Task description: Please output the records below in full, exactly as given, but without the images.

Records for this exercise:

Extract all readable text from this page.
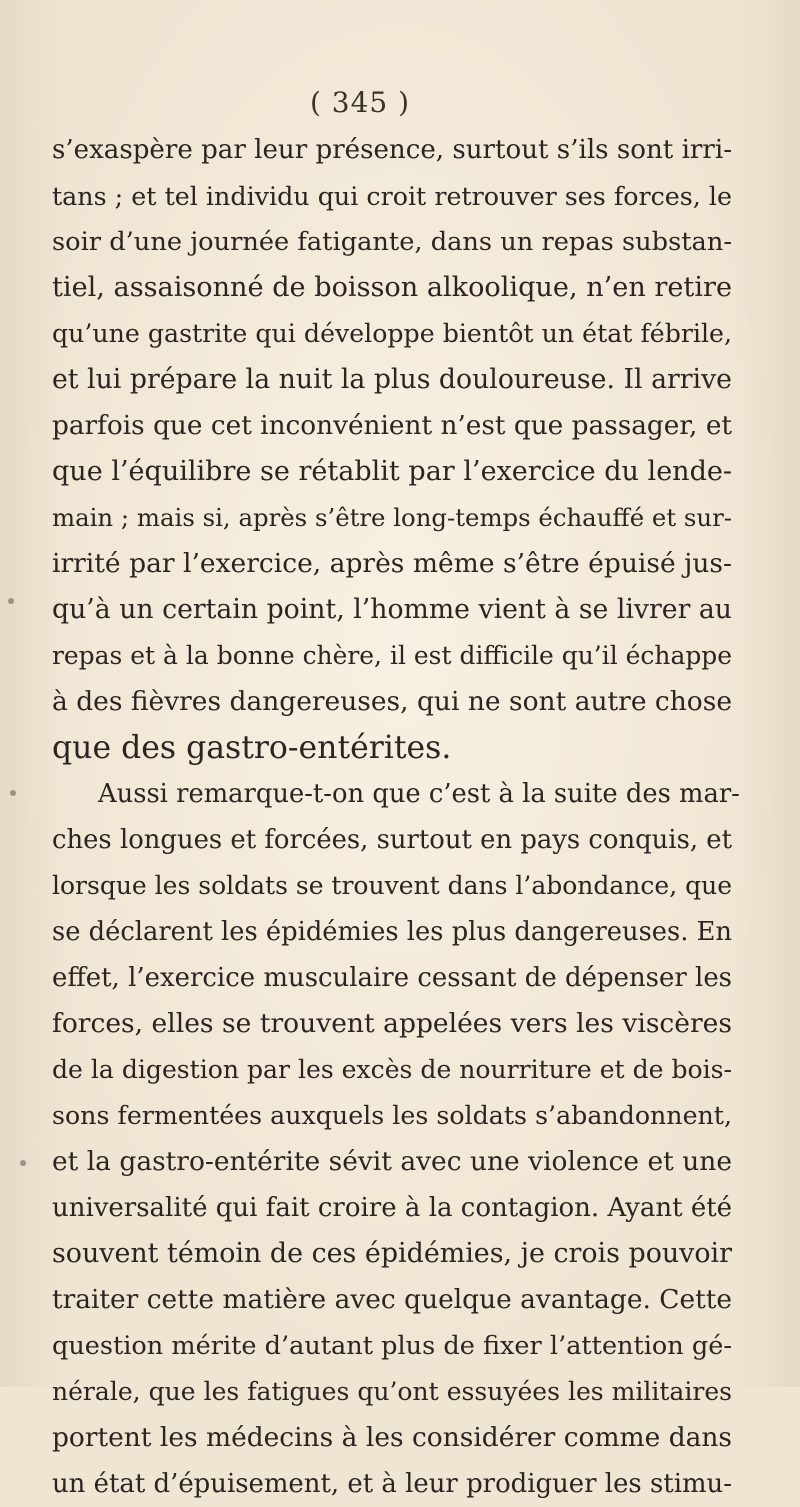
( 345 )
s’exaspère par leur présence, surtout s’ils sont irri-
tans ; et tel individu qui croit retrouver ses forces, le
soir d’une journée fatigante, dans un repas substan-
tiel, assaisonné de boisson alkoolique, n’en retire
qu’une gastrite qui développe bientôt un état fébrile,
et lui prépare la nuit la plus douloureuse. Il arrive
parfois que cet inconvénient n’est que passager, et
que l’équilibre se rétablit par l’exercice du lende-
main ; mais si, après s’être long-temps échauffé et sur-
irrité par l’exercice, après même s’être épuisé jus-
qu’à un certain point, l’homme vient à se livrer au
repas et à la bonne chère, il est difficile qu’il échappe
à des fièvres dangereuses, qui ne sont autre chose
que des gastro-entérites.
Aussi remarque-t-on que c’est à la suite des mar-
ches longues et forcées, surtout en pays conquis, et
lorsque les soldats se trouvent dans l’abondance, que
se déclarent les épidémies les plus dangereuses. En
effet, l’exercice musculaire cessant de dépenser les
forces, elles se trouvent appelées vers les viscères
de la digestion par les excès de nourriture et de bois-
sons fermentées auxquels les soldats s’abandonnent,
et la gastro-entérite sévit avec une violence et une
universalité qui fait croire à la contagion. Ayant été
souvent témoin de ces épidémies, je crois pouvoir
traiter cette matière avec quelque avantage. Cette
question mérite d’autant plus de fixer l’attention gé-
nérale, que les fatigues qu’ont essuyées les militaires
portent les médecins à les considérer comme dans
un état d’épuisement, et à leur prodiguer les stimu-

Answer to the exercise:
Extract all readable text from this page.
( 345 )
s’exaspère par leur présence, surtout s’ils sont irri-
tans ; et tel individu qui croit retrouver ses forces, le
soir d’une journée fatigante, dans un repas substan-
tiel, assaisonné de boisson alkoolique, n’en retire
qu’une gastrite qui développe bientôt un état fébrile,
et lui prépare la nuit la plus douloureuse. Il arrive
parfois que cet inconvénient n’est que passager, et
que l’équilibre se rétablit par l’exercice du lende-
main ; mais si, après s’être long-temps échauffé et sur-
irrité par l’exercice, après même s’être épuisé jus-
qu’à un certain point, l’homme vient à se livrer au
repas et à la bonne chère, il est difficile qu’il échappe
à des fièvres dangereuses, qui ne sont autre chose
que des gastro-entérites.
Aussi remarque-t-on que c’est à la suite des mar-
ches longues et forcées, surtout en pays conquis, et
lorsque les soldats se trouvent dans l’abondance, que
se déclarent les épidémies les plus dangereuses. En
effet, l’exercice musculaire cessant de dépenser les
forces, elles se trouvent appelées vers les viscères
de la digestion par les excès de nourriture et de bois-
sons fermentées auxquels les soldats s’abandonnent,
et la gastro-entérite sévit avec une violence et une
universalité qui fait croire à la contagion. Ayant été
souvent témoin de ces épidémies, je crois pouvoir
traiter cette matière avec quelque avantage. Cette
question mérite d’autant plus de fixer l’attention gé-
nérale, que les fatigues qu’ont essuyées les militaires
portent les médecins à les considérer comme dans
un état d’épuisement, et à leur prodiguer les stimu-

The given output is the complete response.